Your goal: Copy out each line below verbatim, skipping any picture.

##### Exercise inputs

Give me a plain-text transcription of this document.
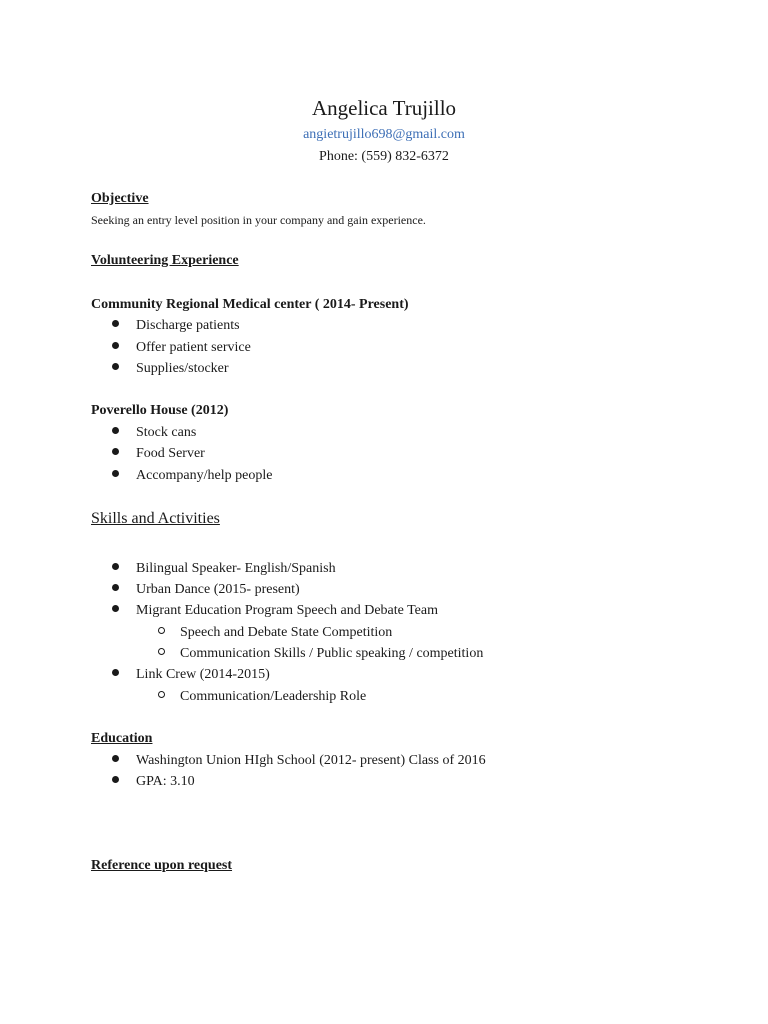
Angelica Trujillo
angietrujillo698@gmail.com
Phone: (559) 832-6372
Objective
Seeking an entry level position in your company and gain experience.
Volunteering Experience
Community Regional Medical center ( 2014- Present)
Discharge patients
Offer patient service
Supplies/stocker
Poverello House (2012)
Stock cans
Food Server
Accompany/help people
Skills and Activities
Bilingual Speaker- English/Spanish
Urban Dance (2015- present)
Migrant Education Program Speech and Debate Team
Speech and Debate State Competition
Communication Skills / Public speaking / competition
Link Crew (2014-2015)
Communication/Leadership Role
Education
Washington Union HIgh School (2012- present) Class of 2016
GPA: 3.10
Reference upon request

##########

Answer for the task:
Give me a plain-text transcription of this document.
Angelica Trujillo
angietrujillo698@gmail.com
Phone: (559) 832-6372
Objective
Seeking an entry level position in your company and gain experience.
Volunteering Experience
Community Regional Medical center ( 2014- Present)
Discharge patients
Offer patient service
Supplies/stocker
Poverello House (2012)
Stock cans
Food Server
Accompany/help people
Skills and Activities
Bilingual Speaker- English/Spanish
Urban Dance (2015- present)
Migrant Education Program Speech and Debate Team
Speech and Debate State Competition
Communication Skills / Public speaking / competition
Link Crew (2014-2015)
Communication/Leadership Role
Education
Washington Union HIgh School (2012- present) Class of 2016
GPA: 3.10
Reference upon request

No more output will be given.